_Direction_.
Pick out all lines of the entries that include the word "Energía" and copy them.

_Data for the task_.
>> START
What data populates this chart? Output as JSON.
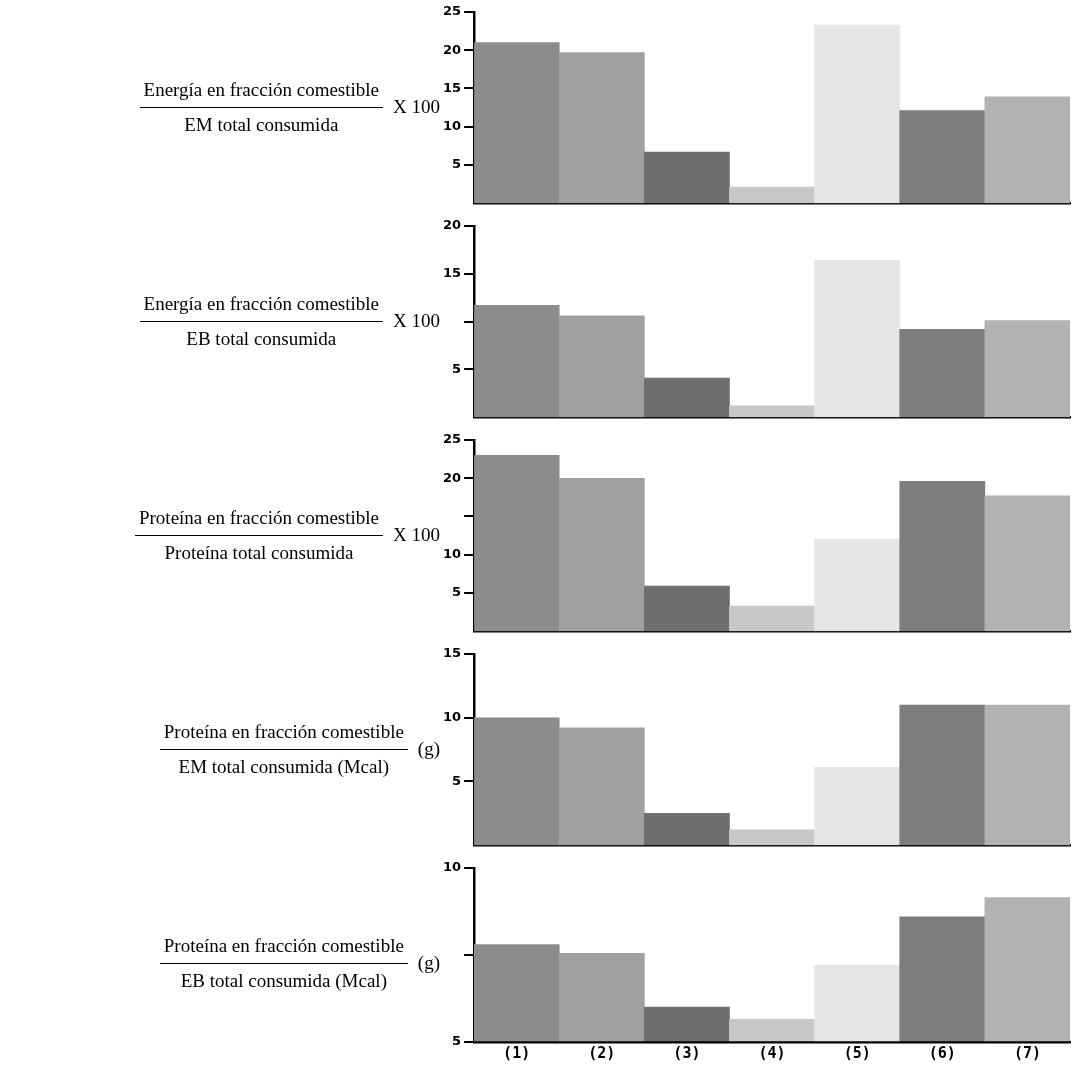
{
  "chart_data": [
    {
      "type": "bar",
      "ylabel": "Energía en fracción comestible\nEM total consumida\nX 100",
      "categories": [
        null,
        null,
        null,
        null,
        null,
        null,
        null
      ],
      "values": [
        21.0,
        19.7,
        6.7,
        2.1,
        23.3,
        12.1,
        13.9
      ],
      "colors": [
        "#8c8c8c",
        "#a0a0a0",
        "#6e6e6e",
        "#c8c8c8",
        "#e6e6e6",
        "#7d7d7d",
        "#b2b2b2"
      ],
      "ylim": [
        0,
        25
      ],
      "yticks": [
        5,
        10,
        15,
        20,
        25
      ],
      "tick_labels": "y",
      "grid": false
    },
    {
      "type": "bar",
      "ylabel": "Energía en fracción comestible\nEB total consumida\nX 100",
      "categories": [
        null,
        null,
        null,
        null,
        null,
        null,
        null
      ],
      "values": [
        11.7,
        10.6,
        4.1,
        1.2,
        16.4,
        9.2,
        10.1
      ],
      "colors": [
        "#8c8c8c",
        "#a0a0a0",
        "#6e6e6e",
        "#c8c8c8",
        "#e6e6e6",
        "#7d7d7d",
        "#b2b2b2"
      ],
      "ylim": [
        0,
        20
      ],
      "yticks": [
        5,
        {
          "value": 10,
          "label": null
        },
        15,
        20
      ],
      "tick_labels": "y",
      "grid": false
    },
    {
      "type": "bar",
      "ylabel": "Proteína en fracción comestible\nProteína total consumida\nX 100",
      "categories": [
        null,
        null,
        null,
        null,
        null,
        null,
        null
      ],
      "values": [
        23.0,
        20.0,
        5.9,
        3.3,
        12.0,
        19.6,
        17.7
      ],
      "colors": [
        "#8c8c8c",
        "#a0a0a0",
        "#6e6e6e",
        "#c8c8c8",
        "#e6e6e6",
        "#7d7d7d",
        "#b2b2b2"
      ],
      "ylim": [
        0,
        25
      ],
      "yticks": [
        5,
        10,
        {
          "value": 15,
          "label": null
        },
        20,
        25
      ],
      "tick_labels": "y",
      "grid": false
    },
    {
      "type": "bar",
      "ylabel": "Proteína en fracción comestible\nEM total consumida (Mcal)\n(g)",
      "categories": [
        null,
        null,
        null,
        null,
        null,
        null,
        null
      ],
      "values": [
        10.0,
        9.2,
        2.5,
        1.2,
        6.1,
        11.0,
        11.0
      ],
      "colors": [
        "#8c8c8c",
        "#a0a0a0",
        "#6e6e6e",
        "#c8c8c8",
        "#e6e6e6",
        "#7d7d7d",
        "#b2b2b2"
      ],
      "ylim": [
        0,
        15
      ],
      "yticks": [
        5,
        10,
        15
      ],
      "tick_labels": "y",
      "grid": false
    },
    {
      "type": "bar",
      "ylabel": "Proteína en fracción comestible\nEB total consumida (Mcal)\n(g)",
      "categories": [
        "(1)",
        "(2)",
        "(3)",
        "(4)",
        "(5)",
        "(6)",
        "(7)"
      ],
      "values": [
        7.8,
        7.55,
        6.0,
        5.65,
        7.2,
        8.6,
        9.15
      ],
      "colors": [
        "#8c8c8c",
        "#a0a0a0",
        "#6e6e6e",
        "#c8c8c8",
        "#e6e6e6",
        "#7d7d7d",
        "#b2b2b2"
      ],
      "ylim": [
        5,
        10
      ],
      "yticks": [
        5,
        {
          "value": 7.5,
          "label": null
        },
        10
      ],
      "grid": false
    }
  ]
}
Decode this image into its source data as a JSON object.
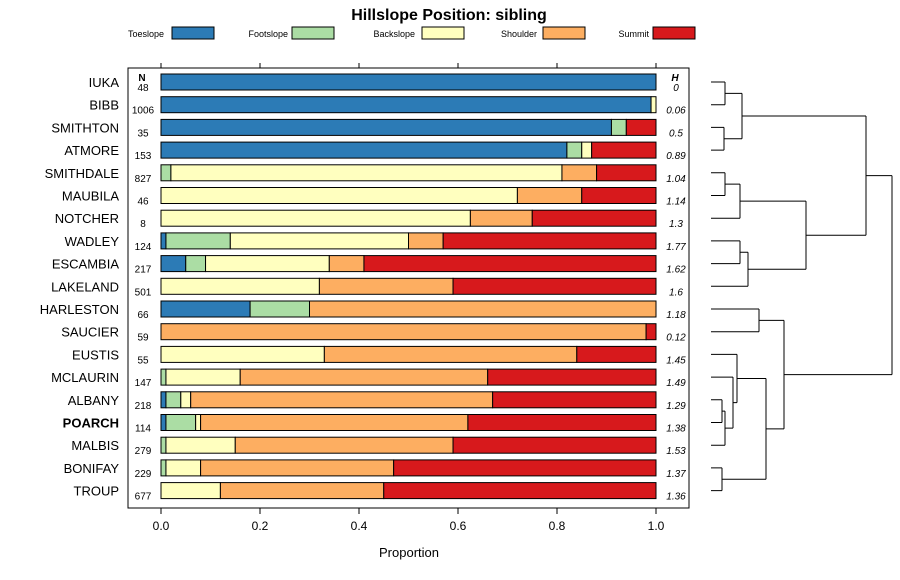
{
  "chart_data": {
    "type": "stacked-bar",
    "title": "Hillslope Position: sibling",
    "xlabel": "Proportion",
    "xlim": [
      0,
      1
    ],
    "xticks": [
      0.0,
      0.2,
      0.4,
      0.6,
      0.8,
      1.0
    ],
    "xtick_labels": [
      "0.0",
      "0.2",
      "0.4",
      "0.6",
      "0.8",
      "1.0"
    ],
    "n_header": "N",
    "h_header": "H",
    "categories": [
      "Toeslope",
      "Footslope",
      "Backslope",
      "Shoulder",
      "Summit"
    ],
    "colors": [
      "#2c7bb6",
      "#abdda4",
      "#ffffbf",
      "#fdae61",
      "#d7191c"
    ],
    "highlight": "POARCH",
    "rows": [
      {
        "name": "IUKA",
        "n": "48",
        "h": "0",
        "values": [
          1.0,
          0.0,
          0.0,
          0.0,
          0.0
        ]
      },
      {
        "name": "BIBB",
        "n": "1006",
        "h": "0.06",
        "values": [
          0.99,
          0.0,
          0.01,
          0.0,
          0.0
        ]
      },
      {
        "name": "SMITHTON",
        "n": "35",
        "h": "0.5",
        "values": [
          0.91,
          0.03,
          0.0,
          0.0,
          0.06
        ]
      },
      {
        "name": "ATMORE",
        "n": "153",
        "h": "0.89",
        "values": [
          0.82,
          0.03,
          0.02,
          0.0,
          0.13
        ]
      },
      {
        "name": "SMITHDALE",
        "n": "827",
        "h": "1.04",
        "values": [
          0.0,
          0.02,
          0.79,
          0.07,
          0.12
        ]
      },
      {
        "name": "MAUBILA",
        "n": "46",
        "h": "1.14",
        "values": [
          0.0,
          0.0,
          0.72,
          0.13,
          0.15
        ]
      },
      {
        "name": "NOTCHER",
        "n": "8",
        "h": "1.3",
        "values": [
          0.0,
          0.0,
          0.625,
          0.125,
          0.25
        ]
      },
      {
        "name": "WADLEY",
        "n": "124",
        "h": "1.77",
        "values": [
          0.01,
          0.13,
          0.36,
          0.07,
          0.43
        ]
      },
      {
        "name": "ESCAMBIA",
        "n": "217",
        "h": "1.62",
        "values": [
          0.05,
          0.04,
          0.25,
          0.07,
          0.59
        ]
      },
      {
        "name": "LAKELAND",
        "n": "501",
        "h": "1.6",
        "values": [
          0.0,
          0.0,
          0.32,
          0.27,
          0.41
        ]
      },
      {
        "name": "HARLESTON",
        "n": "66",
        "h": "1.18",
        "values": [
          0.18,
          0.12,
          0.0,
          0.7,
          0.0
        ]
      },
      {
        "name": "SAUCIER",
        "n": "59",
        "h": "0.12",
        "values": [
          0.0,
          0.0,
          0.0,
          0.98,
          0.02
        ]
      },
      {
        "name": "EUSTIS",
        "n": "55",
        "h": "1.45",
        "values": [
          0.0,
          0.0,
          0.33,
          0.51,
          0.16
        ]
      },
      {
        "name": "MCLAURIN",
        "n": "147",
        "h": "1.49",
        "values": [
          0.0,
          0.01,
          0.15,
          0.5,
          0.34
        ]
      },
      {
        "name": "ALBANY",
        "n": "218",
        "h": "1.29",
        "values": [
          0.01,
          0.03,
          0.02,
          0.61,
          0.33
        ]
      },
      {
        "name": "POARCH",
        "n": "114",
        "h": "1.38",
        "values": [
          0.01,
          0.06,
          0.01,
          0.54,
          0.38
        ]
      },
      {
        "name": "MALBIS",
        "n": "279",
        "h": "1.53",
        "values": [
          0.0,
          0.01,
          0.14,
          0.44,
          0.41
        ]
      },
      {
        "name": "BONIFAY",
        "n": "229",
        "h": "1.37",
        "values": [
          0.0,
          0.01,
          0.07,
          0.39,
          0.53
        ]
      },
      {
        "name": "TROUP",
        "n": "677",
        "h": "1.36",
        "values": [
          0.0,
          0.0,
          0.12,
          0.33,
          0.55
        ]
      }
    ],
    "dendrogram": {
      "type": "hierarchical-clustering",
      "leaf_order": [
        "IUKA",
        "BIBB",
        "SMITHTON",
        "ATMORE",
        "SMITHDALE",
        "MAUBILA",
        "NOTCHER",
        "WADLEY",
        "ESCAMBIA",
        "LAKELAND",
        "HARLESTON",
        "SAUCIER",
        "EUSTIS",
        "MCLAURIN",
        "ALBANY",
        "POARCH",
        "MALBIS",
        "BONIFAY",
        "TROUP"
      ]
    }
  }
}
>> END
_The completed task_.
      "ylabel": "Energía en fracción comestible\nEM total consumida\nX 100",
      "ylabel": "Energía en fracción comestible\nEB total consumida\nX 100",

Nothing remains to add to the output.